DIRECTIONS – Output the data exactly, with every line intact.
━━━━━━━━━━━━━━━━━━━━
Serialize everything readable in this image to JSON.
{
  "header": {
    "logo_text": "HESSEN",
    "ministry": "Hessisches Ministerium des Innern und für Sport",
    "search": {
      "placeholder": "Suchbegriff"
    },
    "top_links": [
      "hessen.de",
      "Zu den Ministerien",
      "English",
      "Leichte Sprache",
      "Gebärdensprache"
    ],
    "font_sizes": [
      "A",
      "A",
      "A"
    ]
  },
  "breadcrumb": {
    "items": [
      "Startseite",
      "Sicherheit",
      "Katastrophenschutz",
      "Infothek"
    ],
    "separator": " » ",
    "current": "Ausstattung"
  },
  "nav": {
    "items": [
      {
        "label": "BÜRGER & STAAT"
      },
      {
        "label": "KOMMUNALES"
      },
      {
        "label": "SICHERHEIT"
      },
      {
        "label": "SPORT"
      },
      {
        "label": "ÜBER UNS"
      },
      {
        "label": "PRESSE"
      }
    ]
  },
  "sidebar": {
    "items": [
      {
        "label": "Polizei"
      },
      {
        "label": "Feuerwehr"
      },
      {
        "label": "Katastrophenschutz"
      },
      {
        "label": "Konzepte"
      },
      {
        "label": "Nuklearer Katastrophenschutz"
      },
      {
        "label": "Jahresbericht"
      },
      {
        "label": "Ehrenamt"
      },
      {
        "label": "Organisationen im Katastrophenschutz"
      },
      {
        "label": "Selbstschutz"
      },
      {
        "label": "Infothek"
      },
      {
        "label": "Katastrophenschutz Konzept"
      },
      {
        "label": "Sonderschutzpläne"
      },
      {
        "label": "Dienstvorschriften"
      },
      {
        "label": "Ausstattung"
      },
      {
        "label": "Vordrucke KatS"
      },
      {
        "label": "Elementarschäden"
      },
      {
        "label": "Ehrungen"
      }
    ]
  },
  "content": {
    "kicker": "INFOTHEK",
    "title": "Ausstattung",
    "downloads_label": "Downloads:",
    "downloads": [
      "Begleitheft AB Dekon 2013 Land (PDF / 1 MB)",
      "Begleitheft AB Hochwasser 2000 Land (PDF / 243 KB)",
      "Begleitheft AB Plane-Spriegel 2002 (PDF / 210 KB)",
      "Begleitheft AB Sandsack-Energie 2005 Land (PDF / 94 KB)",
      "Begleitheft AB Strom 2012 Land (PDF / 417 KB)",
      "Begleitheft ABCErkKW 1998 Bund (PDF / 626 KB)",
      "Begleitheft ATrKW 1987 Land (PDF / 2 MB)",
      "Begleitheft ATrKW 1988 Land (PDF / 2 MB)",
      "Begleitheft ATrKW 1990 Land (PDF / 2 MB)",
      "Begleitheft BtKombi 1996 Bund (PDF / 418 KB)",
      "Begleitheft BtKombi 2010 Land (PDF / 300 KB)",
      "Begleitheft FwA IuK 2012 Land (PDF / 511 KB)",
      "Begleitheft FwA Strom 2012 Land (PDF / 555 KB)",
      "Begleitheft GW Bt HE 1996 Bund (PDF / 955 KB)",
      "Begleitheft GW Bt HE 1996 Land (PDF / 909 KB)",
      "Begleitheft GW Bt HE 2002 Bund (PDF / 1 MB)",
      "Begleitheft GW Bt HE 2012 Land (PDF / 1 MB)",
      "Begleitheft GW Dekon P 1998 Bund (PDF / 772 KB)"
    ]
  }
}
━━━━━━━━━━━━━━━━━━━━
EXERCISE RESULT –
Serialize everything readable in this image to JSON.
{
  "header": {
    "logo_text": "HESSEN",
    "ministry": "Hessisches Ministerium des Innern und für Sport",
    "search": {
      "placeholder": "Suchbegriff"
    },
    "top_links": [
      "hessen.de",
      "Zu den Ministerien",
      "English",
      "Leichte Sprache",
      "Gebärdensprache"
    ],
    "font_sizes": [
      "A",
      "A",
      "A"
    ]
  },
  "breadcrumb": {
    "items": [
      "Startseite",
      "Sicherheit",
      "Katastrophenschutz",
      "Infothek"
    ],
    "separator": " » ",
    "current": "Ausstattung"
  },
  "nav": {
    "items": [
      {
        "label": "BÜRGER & STAAT"
      },
      {
        "label": "KOMMUNALES"
      },
      {
        "label": "SICHERHEIT"
      },
      {
        "label": "SPORT"
      },
      {
        "label": "ÜBER UNS"
      },
      {
        "label": "PRESSE"
      }
    ]
  },
  "sidebar": {
    "items": [
      {
        "label": "Polizei"
      },
      {
        "label": "Feuerwehr"
      },
      {
        "label": "Katastrophenschutz"
      },
      {
        "label": "Konzepte"
      },
      {
        "label": "Nuklearer Katastrophenschutz"
      },
      {
        "label": "Jahresbericht"
      },
      {
        "label": "Ehrenamt"
      },
      {
        "label": "Organisationen im Katastrophenschutz"
      },
      {
        "label": "Selbstschutz"
      },
      {
        "label": "Infothek"
      },
      {
        "label": "Katastrophenschutz Konzept"
      },
      {
        "label": "Sonderschutzpläne"
      },
      {
        "label": "Dienstvorschriften"
      },
      {
        "label": "Ausstattung"
      },
      {
        "label": "Vordrucke KatS"
      },
      {
        "label": "Elementarschäden"
      },
      {
        "label": "Ehrungen"
      }
    ]
  },
  "content": {
    "kicker": "INFOTHEK",
    "title": "Ausstattung",
    "downloads_label": "Downloads:",
    "downloads": [
      "Begleitheft AB Dekon 2013 Land (PDF / 1 MB)",
      "Begleitheft AB Hochwasser 2000 Land (PDF / 243 KB)",
      "Begleitheft AB Plane-Spriegel 2002 (PDF / 210 KB)",
      "Begleitheft AB Sandsack-Energie 2005 Land (PDF / 94 KB)",
      "Begleitheft AB Strom 2012 Land (PDF / 417 KB)",
      "Begleitheft ABCErkKW 1998 Bund (PDF / 626 KB)",
      "Begleitheft ATrKW 1987 Land (PDF / 2 MB)",
      "Begleitheft ATrKW 1988 Land (PDF / 2 MB)",
      "Begleitheft ATrKW 1990 Land (PDF / 2 MB)",
      "Begleitheft BtKombi 1996 Bund (PDF / 418 KB)",
      "Begleitheft BtKombi 2010 Land (PDF / 300 KB)",
      "Begleitheft FwA IuK 2012 Land (PDF / 511 KB)",
      "Begleitheft FwA Strom 2012 Land (PDF / 555 KB)",
      "Begleitheft GW Bt HE 1996 Bund (PDF / 955 KB)",
      "Begleitheft GW Bt HE 1996 Land (PDF / 909 KB)",
      "Begleitheft GW Bt HE 2002 Bund (PDF / 1 MB)",
      "Begleitheft GW Bt HE 2012 Land (PDF / 1 MB)",
      "Begleitheft GW Dekon P 1998 Bund (PDF / 772 KB)"
    ]
  }
}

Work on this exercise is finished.